Can the data below be echoed back word for word?

Extracts from a graphics dataset
····················

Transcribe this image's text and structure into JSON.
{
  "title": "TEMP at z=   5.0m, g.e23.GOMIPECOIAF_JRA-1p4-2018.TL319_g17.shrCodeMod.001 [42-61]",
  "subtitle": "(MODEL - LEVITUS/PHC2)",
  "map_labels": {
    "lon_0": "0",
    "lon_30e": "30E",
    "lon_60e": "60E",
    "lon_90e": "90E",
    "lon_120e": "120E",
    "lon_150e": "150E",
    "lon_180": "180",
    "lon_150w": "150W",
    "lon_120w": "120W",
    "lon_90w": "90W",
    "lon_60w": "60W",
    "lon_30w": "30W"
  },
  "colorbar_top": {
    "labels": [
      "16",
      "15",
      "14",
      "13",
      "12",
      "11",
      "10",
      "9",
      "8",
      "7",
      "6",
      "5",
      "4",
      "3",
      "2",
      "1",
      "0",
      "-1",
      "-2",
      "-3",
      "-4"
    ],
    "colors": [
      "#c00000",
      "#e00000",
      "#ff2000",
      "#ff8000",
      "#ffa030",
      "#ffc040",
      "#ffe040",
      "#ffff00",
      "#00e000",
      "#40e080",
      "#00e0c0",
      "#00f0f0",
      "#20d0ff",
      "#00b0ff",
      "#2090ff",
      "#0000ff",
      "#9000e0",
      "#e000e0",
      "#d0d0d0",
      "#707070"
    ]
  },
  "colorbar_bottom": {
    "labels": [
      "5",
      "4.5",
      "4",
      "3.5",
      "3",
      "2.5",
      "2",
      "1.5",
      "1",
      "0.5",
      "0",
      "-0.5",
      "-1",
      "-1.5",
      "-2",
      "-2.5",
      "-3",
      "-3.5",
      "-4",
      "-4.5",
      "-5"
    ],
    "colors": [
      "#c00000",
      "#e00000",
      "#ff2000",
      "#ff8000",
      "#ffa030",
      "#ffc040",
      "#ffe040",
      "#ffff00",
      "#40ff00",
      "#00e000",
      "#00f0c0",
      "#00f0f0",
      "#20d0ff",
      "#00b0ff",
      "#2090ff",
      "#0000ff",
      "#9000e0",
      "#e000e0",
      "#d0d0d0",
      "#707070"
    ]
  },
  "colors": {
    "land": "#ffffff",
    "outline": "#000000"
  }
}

····················

* **TASK ANSWER**:
Transcribe this image's text and structure into JSON.
{
  "title": "TEMP at z=   5.0m, g.e23.GOMIPECOIAF_JRA-1p4-2018.TL319_g17.shrCodeMod.001 [42-61]",
  "subtitle": "(MODEL - LEVITUS/PHC2)",
  "map_labels": {
    "lon_0": "0",
    "lon_30e": "30E",
    "lon_60e": "60E",
    "lon_90e": "90E",
    "lon_120e": "120E",
    "lon_150e": "150E",
    "lon_180": "180",
    "lon_150w": "150W",
    "lon_120w": "120W",
    "lon_90w": "90W",
    "lon_60w": "60W",
    "lon_30w": "30W"
  },
  "colorbar_top": {
    "labels": [
      "16",
      "15",
      "14",
      "13",
      "12",
      "11",
      "10",
      "9",
      "8",
      "7",
      "6",
      "5",
      "4",
      "3",
      "2",
      "1",
      "0",
      "-1",
      "-2",
      "-3",
      "-4"
    ],
    "colors": [
      "#c00000",
      "#e00000",
      "#ff2000",
      "#ff8000",
      "#ffa030",
      "#ffc040",
      "#ffe040",
      "#ffff00",
      "#00e000",
      "#40e080",
      "#00e0c0",
      "#00f0f0",
      "#20d0ff",
      "#00b0ff",
      "#2090ff",
      "#0000ff",
      "#9000e0",
      "#e000e0",
      "#d0d0d0",
      "#707070"
    ]
  },
  "colorbar_bottom": {
    "labels": [
      "5",
      "4.5",
      "4",
      "3.5",
      "3",
      "2.5",
      "2",
      "1.5",
      "1",
      "0.5",
      "0",
      "-0.5",
      "-1",
      "-1.5",
      "-2",
      "-2.5",
      "-3",
      "-3.5",
      "-4",
      "-4.5",
      "-5"
    ],
    "colors": [
      "#c00000",
      "#e00000",
      "#ff2000",
      "#ff8000",
      "#ffa030",
      "#ffc040",
      "#ffe040",
      "#ffff00",
      "#40ff00",
      "#00e000",
      "#00f0c0",
      "#00f0f0",
      "#20d0ff",
      "#00b0ff",
      "#2090ff",
      "#0000ff",
      "#9000e0",
      "#e000e0",
      "#d0d0d0",
      "#707070"
    ]
  },
  "colors": {
    "land": "#ffffff",
    "outline": "#000000"
  }
}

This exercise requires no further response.